-- Start of Data for this exercise --
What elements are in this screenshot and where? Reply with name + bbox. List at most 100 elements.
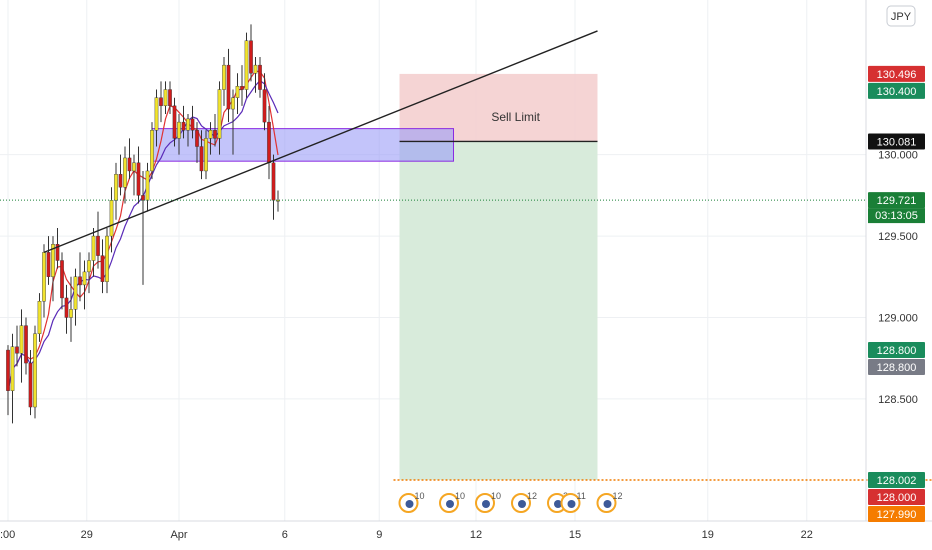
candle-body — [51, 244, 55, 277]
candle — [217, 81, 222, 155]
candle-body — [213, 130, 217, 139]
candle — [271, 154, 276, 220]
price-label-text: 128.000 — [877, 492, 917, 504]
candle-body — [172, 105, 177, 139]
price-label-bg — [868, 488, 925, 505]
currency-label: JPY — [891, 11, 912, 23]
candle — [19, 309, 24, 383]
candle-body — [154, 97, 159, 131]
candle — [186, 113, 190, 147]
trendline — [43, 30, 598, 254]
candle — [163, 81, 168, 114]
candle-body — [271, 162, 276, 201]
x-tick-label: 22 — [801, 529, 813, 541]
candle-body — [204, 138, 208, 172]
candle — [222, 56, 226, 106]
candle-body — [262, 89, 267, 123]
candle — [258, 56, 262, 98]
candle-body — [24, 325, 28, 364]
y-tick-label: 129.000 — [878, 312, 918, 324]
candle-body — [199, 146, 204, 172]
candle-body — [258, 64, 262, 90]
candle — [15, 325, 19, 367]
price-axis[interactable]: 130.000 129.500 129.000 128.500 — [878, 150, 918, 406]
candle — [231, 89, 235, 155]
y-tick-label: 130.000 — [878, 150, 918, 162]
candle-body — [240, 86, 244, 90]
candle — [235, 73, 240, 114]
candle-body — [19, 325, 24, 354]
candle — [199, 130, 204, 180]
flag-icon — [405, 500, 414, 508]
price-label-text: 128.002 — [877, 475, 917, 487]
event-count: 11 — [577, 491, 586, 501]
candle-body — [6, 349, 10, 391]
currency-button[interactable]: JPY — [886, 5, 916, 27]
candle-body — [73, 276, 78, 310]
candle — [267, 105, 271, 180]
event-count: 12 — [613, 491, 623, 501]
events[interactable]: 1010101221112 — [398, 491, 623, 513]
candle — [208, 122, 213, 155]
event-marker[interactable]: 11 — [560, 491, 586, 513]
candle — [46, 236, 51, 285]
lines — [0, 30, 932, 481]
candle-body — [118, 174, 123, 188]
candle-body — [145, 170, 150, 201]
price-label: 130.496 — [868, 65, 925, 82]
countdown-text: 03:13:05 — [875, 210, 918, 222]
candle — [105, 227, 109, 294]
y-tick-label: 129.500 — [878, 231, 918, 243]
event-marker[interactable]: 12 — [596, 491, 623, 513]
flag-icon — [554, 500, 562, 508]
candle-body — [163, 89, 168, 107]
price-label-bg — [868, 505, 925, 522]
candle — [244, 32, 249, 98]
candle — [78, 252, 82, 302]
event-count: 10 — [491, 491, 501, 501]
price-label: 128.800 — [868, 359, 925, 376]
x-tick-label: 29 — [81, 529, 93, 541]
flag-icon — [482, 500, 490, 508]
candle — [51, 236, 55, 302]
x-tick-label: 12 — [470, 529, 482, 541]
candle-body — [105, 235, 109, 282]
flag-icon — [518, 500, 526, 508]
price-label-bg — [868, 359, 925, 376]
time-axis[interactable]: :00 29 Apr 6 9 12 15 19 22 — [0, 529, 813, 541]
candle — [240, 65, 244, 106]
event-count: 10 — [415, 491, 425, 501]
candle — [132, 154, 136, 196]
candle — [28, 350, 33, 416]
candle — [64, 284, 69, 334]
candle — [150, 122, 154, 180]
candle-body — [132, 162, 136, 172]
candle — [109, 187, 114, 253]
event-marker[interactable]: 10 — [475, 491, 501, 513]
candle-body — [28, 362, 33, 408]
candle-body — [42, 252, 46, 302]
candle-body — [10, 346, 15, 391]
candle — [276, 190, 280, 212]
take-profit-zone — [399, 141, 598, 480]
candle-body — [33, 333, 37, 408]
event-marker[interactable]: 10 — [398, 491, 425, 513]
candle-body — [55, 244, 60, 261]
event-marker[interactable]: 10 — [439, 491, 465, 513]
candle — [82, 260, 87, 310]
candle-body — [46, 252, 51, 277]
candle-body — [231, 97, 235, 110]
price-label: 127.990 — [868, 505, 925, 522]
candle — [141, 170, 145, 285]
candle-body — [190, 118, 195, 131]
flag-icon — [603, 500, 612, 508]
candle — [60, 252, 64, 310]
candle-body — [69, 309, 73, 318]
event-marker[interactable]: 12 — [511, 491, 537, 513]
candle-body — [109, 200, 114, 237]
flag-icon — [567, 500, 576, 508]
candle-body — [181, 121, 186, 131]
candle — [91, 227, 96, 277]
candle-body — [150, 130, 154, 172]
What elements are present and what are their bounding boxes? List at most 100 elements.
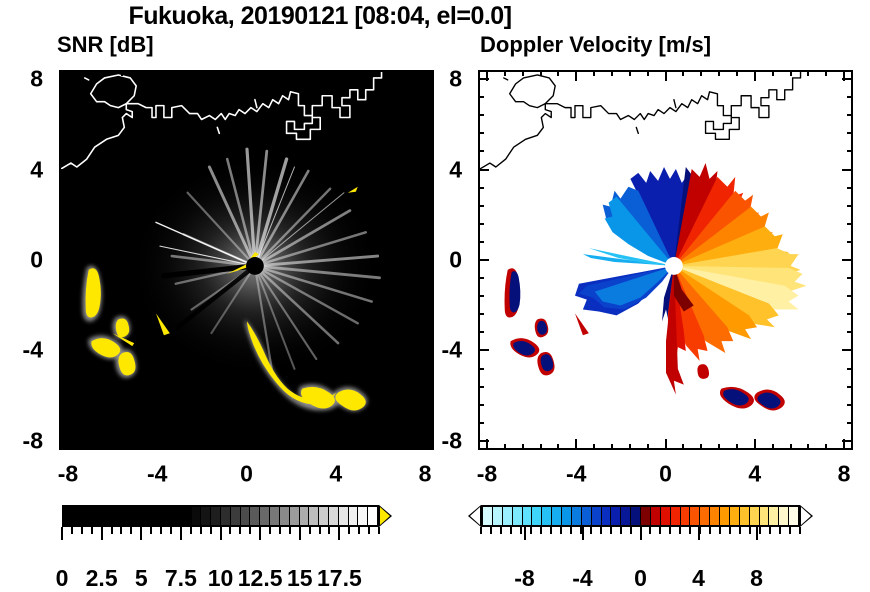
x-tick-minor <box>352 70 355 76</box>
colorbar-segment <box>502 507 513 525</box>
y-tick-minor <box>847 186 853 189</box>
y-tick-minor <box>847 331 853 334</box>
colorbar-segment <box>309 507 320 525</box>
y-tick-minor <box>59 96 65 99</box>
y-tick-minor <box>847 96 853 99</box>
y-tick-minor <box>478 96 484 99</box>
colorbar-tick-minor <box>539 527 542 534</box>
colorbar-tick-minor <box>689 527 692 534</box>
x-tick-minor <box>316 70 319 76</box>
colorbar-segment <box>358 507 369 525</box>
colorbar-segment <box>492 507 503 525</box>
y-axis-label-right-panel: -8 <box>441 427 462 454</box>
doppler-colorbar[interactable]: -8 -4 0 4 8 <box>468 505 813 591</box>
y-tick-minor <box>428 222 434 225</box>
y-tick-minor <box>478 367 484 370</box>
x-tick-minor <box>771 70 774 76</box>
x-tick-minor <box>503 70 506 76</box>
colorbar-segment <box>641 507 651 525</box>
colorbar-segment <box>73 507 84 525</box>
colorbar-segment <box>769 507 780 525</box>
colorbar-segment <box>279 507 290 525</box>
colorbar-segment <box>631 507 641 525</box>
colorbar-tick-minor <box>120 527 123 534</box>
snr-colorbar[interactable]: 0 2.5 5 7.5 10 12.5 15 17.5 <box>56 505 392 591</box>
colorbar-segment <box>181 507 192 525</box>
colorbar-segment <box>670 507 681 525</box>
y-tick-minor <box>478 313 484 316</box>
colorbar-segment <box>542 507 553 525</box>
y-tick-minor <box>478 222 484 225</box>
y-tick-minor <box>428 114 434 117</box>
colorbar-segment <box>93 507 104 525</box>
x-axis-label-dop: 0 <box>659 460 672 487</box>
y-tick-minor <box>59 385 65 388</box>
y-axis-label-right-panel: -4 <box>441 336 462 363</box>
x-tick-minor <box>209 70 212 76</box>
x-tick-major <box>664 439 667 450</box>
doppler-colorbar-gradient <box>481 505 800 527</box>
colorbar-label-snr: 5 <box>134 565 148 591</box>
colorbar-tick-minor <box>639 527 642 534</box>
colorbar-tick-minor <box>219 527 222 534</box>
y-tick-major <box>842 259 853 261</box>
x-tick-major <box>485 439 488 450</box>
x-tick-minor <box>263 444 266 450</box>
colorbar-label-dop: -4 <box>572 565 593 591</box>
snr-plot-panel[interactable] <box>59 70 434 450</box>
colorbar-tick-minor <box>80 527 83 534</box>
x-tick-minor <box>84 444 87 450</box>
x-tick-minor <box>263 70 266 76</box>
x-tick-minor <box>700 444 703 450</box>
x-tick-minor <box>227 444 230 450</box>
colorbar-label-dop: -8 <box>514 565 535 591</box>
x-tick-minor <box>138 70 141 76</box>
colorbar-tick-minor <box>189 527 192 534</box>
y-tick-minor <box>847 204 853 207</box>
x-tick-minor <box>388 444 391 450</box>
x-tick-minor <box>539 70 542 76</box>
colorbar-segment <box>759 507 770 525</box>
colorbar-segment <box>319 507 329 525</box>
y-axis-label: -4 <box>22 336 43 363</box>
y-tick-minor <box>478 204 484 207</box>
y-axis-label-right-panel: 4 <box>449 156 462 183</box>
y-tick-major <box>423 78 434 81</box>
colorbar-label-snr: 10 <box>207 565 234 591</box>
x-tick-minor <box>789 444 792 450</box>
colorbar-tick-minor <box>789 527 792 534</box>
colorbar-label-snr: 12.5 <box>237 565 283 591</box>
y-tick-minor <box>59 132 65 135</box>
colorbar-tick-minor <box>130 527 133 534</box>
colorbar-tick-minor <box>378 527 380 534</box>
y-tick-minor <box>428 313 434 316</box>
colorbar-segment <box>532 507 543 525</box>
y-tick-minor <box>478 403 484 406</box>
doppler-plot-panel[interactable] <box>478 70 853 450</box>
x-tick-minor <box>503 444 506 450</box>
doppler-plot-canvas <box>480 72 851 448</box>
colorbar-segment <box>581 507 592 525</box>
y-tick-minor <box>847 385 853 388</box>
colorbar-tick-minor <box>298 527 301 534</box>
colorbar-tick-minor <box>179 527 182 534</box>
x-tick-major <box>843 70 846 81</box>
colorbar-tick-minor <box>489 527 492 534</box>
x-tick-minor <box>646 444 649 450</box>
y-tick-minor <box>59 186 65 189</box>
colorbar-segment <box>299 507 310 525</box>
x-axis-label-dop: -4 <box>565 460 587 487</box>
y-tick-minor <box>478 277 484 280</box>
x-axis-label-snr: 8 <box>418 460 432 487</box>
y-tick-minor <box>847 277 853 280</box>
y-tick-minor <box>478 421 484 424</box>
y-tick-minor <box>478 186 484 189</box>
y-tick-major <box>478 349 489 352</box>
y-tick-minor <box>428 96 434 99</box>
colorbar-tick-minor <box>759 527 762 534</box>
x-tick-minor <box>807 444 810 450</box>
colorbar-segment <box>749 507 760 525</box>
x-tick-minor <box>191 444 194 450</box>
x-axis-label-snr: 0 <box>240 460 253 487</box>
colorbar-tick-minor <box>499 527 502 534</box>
-- End of Data for this exercise --
Instructions to follow -
Present the lines of the listing starting at the one that contains "candle-body — [51, 244, 55, 277]" and ending at the one that contains "candle-body — [24, 325, 28, 364]", both included, as a numbered list with blank lines omitted. List only those lines.

Written solution -
1. candle-body — [51, 244, 55, 277]
2. candle — [217, 81, 222, 155]
3. candle-body — [213, 130, 217, 139]
4. candle — [271, 154, 276, 220]
5. price-label-text: 128.000 — [877, 492, 917, 504]
6. candle-body — [172, 105, 177, 139]
7. price-label-bg — [868, 488, 925, 505]
8. currency-label: JPY — [891, 11, 912, 23]
9. candle — [19, 309, 24, 383]
10. candle-body — [154, 97, 159, 131]
11. candle — [186, 113, 190, 147]
12. trendline — [43, 30, 598, 254]
13. candle — [163, 81, 168, 114]
14. candle-body — [271, 162, 276, 201]
15. x-tick-label: 22 — [801, 529, 813, 541]
16. candle-body — [204, 138, 208, 172]
17. candle — [222, 56, 226, 106]
18. candle-body — [262, 89, 267, 123]
19. candle — [258, 56, 262, 98]
20. candle-body — [24, 325, 28, 364]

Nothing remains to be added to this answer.